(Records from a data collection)
....

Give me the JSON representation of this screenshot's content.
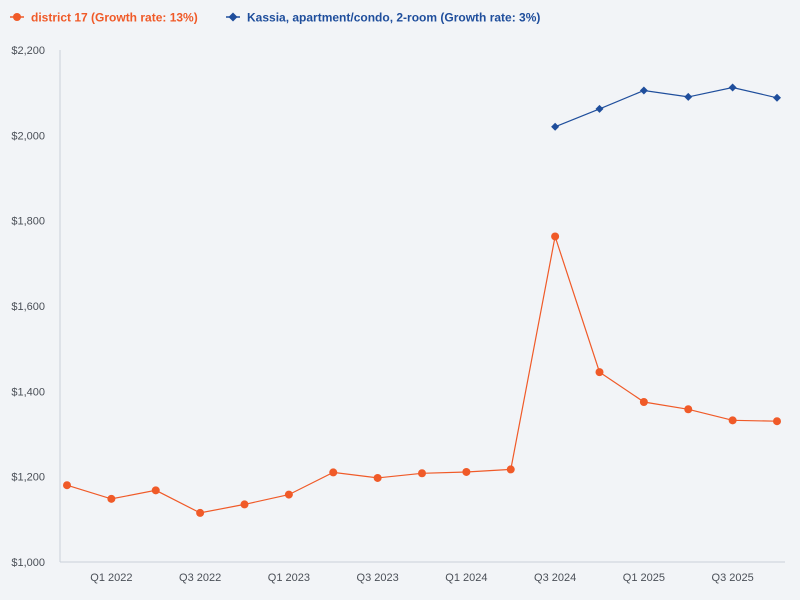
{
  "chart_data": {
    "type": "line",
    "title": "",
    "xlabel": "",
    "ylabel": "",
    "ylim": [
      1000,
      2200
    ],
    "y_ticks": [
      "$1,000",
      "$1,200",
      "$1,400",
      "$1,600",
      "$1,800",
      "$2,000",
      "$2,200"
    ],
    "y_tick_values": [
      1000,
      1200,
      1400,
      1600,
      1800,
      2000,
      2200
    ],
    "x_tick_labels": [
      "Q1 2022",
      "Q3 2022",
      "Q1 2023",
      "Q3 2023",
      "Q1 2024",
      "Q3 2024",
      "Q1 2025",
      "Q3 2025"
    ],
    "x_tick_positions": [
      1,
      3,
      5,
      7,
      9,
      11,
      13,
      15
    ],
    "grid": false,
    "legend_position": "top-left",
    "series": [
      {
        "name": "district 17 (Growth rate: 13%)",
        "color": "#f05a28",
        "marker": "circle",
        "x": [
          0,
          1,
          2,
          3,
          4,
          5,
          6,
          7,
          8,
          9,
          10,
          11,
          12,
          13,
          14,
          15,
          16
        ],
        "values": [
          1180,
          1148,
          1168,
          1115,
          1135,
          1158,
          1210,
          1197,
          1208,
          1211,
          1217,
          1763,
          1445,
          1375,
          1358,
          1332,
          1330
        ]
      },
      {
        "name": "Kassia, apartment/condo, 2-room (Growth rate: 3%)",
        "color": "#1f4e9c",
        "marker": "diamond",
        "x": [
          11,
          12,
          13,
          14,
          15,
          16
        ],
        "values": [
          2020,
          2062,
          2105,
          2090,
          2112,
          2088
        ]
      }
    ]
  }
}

....

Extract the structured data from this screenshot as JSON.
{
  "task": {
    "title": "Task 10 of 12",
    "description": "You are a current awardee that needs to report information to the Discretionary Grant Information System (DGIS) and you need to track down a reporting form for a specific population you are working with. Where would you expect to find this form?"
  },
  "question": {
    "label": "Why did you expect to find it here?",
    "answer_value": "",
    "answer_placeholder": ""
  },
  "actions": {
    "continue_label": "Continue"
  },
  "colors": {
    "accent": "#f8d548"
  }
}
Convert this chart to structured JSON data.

....

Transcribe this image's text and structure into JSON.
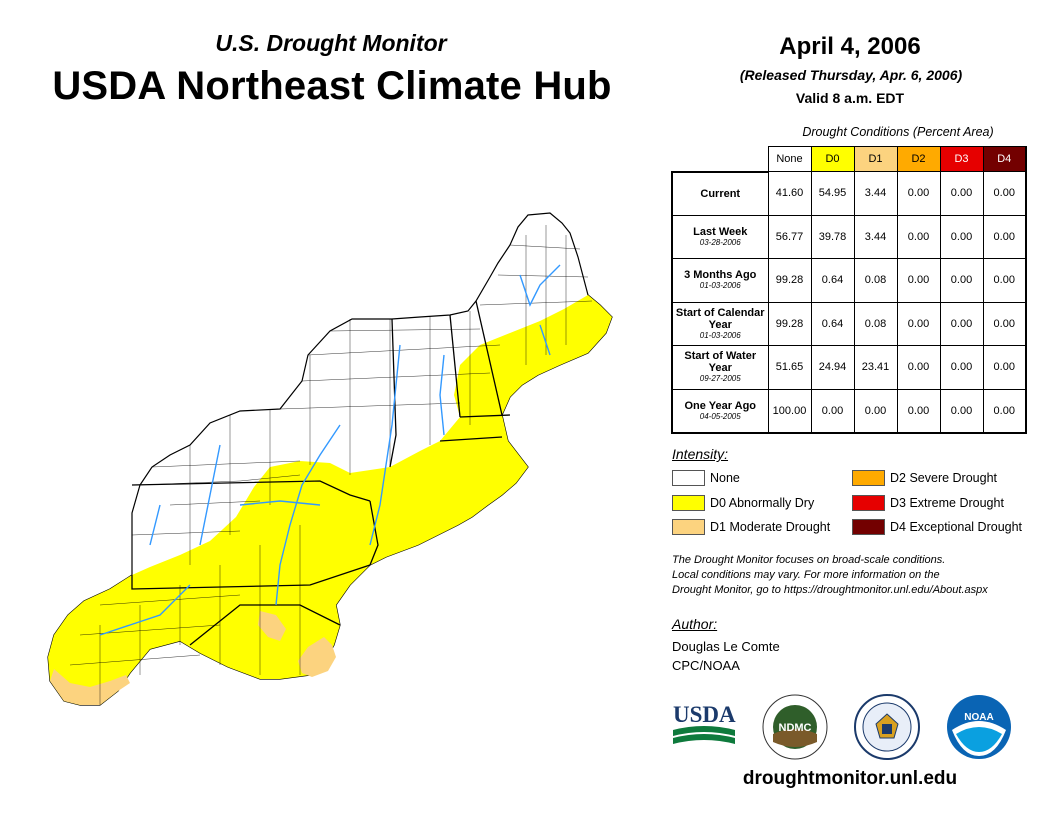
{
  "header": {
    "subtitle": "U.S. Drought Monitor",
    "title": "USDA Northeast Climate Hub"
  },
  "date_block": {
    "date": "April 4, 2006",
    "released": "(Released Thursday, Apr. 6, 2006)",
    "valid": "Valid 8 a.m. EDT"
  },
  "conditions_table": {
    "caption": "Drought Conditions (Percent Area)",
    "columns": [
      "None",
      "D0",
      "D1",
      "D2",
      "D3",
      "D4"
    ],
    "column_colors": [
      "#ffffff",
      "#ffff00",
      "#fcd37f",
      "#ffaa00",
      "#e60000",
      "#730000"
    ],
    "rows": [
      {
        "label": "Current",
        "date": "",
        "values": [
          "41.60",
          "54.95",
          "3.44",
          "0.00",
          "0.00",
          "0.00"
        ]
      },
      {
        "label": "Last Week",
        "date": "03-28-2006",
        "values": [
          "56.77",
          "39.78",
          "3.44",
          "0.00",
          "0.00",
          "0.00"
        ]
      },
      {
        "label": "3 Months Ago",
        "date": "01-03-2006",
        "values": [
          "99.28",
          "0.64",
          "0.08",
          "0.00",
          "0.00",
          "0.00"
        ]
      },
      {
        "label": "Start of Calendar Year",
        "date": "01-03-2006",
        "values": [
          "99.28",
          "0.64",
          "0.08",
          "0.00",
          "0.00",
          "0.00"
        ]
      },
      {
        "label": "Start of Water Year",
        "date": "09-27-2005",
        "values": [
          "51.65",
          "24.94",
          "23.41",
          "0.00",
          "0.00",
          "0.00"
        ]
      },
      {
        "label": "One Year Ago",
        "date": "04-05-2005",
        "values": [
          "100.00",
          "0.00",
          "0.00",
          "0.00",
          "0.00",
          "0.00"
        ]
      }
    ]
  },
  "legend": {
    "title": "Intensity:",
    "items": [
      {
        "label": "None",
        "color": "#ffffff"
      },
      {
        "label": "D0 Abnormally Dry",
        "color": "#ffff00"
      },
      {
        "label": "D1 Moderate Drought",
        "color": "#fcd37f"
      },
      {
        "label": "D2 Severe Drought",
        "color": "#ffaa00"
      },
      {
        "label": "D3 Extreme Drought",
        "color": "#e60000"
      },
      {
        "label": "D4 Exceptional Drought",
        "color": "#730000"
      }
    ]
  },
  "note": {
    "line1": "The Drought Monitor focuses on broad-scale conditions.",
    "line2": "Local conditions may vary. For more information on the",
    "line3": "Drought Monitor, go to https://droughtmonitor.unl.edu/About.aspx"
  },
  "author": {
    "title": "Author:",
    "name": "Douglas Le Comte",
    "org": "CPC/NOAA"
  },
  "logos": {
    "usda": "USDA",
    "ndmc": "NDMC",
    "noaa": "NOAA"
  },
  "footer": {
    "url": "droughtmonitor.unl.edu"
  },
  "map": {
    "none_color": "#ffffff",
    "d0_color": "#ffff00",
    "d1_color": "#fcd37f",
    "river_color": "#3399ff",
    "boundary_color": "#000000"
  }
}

....

[THE EXERCISE] Exactly the lines from the one holding "Extract the structured" through the one holding "Convert this chart to structured JSON data." should be printed, ends included.

[WRITTEN ANSWER]
Extract the structured data from this screenshot as JSON.
{
  "task": {
    "title": "Task 10 of 12",
    "description": "You are a current awardee that needs to report information to the Discretionary Grant Information System (DGIS) and you need to track down a reporting form for a specific population you are working with. Where would you expect to find this form?"
  },
  "question": {
    "label": "Why did you expect to find it here?",
    "answer_value": "",
    "answer_placeholder": ""
  },
  "actions": {
    "continue_label": "Continue"
  },
  "colors": {
    "accent": "#f8d548"
  }
}
Convert this chart to structured JSON data.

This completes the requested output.